Begin DATA SHOWN

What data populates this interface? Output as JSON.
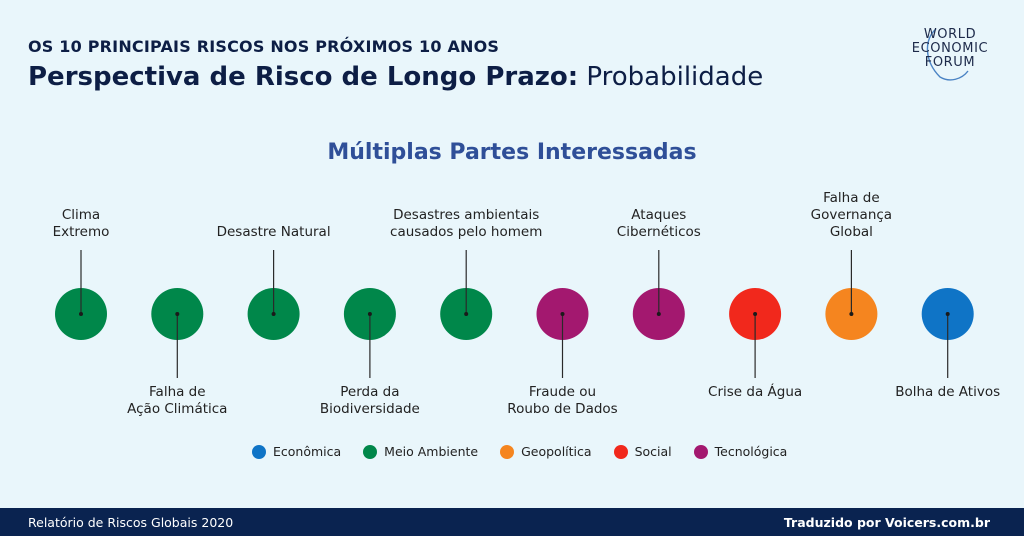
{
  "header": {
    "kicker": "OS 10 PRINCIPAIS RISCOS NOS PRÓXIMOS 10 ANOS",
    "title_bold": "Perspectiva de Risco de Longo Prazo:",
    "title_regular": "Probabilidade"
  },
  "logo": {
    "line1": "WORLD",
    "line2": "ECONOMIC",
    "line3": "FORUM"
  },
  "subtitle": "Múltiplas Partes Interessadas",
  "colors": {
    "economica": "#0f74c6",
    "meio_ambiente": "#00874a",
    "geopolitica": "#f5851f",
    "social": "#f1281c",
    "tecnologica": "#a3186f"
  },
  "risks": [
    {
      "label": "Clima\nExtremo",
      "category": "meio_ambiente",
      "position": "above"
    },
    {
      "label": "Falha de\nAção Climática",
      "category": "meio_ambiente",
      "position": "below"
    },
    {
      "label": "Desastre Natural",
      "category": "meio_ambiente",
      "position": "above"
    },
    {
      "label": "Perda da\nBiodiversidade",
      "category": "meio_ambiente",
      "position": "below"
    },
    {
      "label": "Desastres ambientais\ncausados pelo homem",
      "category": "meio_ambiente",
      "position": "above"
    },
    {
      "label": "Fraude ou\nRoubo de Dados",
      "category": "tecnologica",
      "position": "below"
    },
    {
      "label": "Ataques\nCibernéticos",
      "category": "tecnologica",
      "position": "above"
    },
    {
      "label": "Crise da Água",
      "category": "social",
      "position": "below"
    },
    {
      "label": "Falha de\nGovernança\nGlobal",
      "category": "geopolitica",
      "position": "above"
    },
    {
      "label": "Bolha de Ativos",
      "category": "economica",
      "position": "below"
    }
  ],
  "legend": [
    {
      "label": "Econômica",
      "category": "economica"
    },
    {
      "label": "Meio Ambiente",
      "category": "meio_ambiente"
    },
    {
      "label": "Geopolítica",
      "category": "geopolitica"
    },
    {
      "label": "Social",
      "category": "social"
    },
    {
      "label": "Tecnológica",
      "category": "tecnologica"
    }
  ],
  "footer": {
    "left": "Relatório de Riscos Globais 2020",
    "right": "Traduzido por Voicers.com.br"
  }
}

End DATA SHOWN

WHAT TO WORK ON: Pick out the lines above containing the word "economica", then copy them.

SOLUTION FOR THIS EXERCISE:
    "economica": "#0f74c6",
      "category": "economica",
      "category": "economica"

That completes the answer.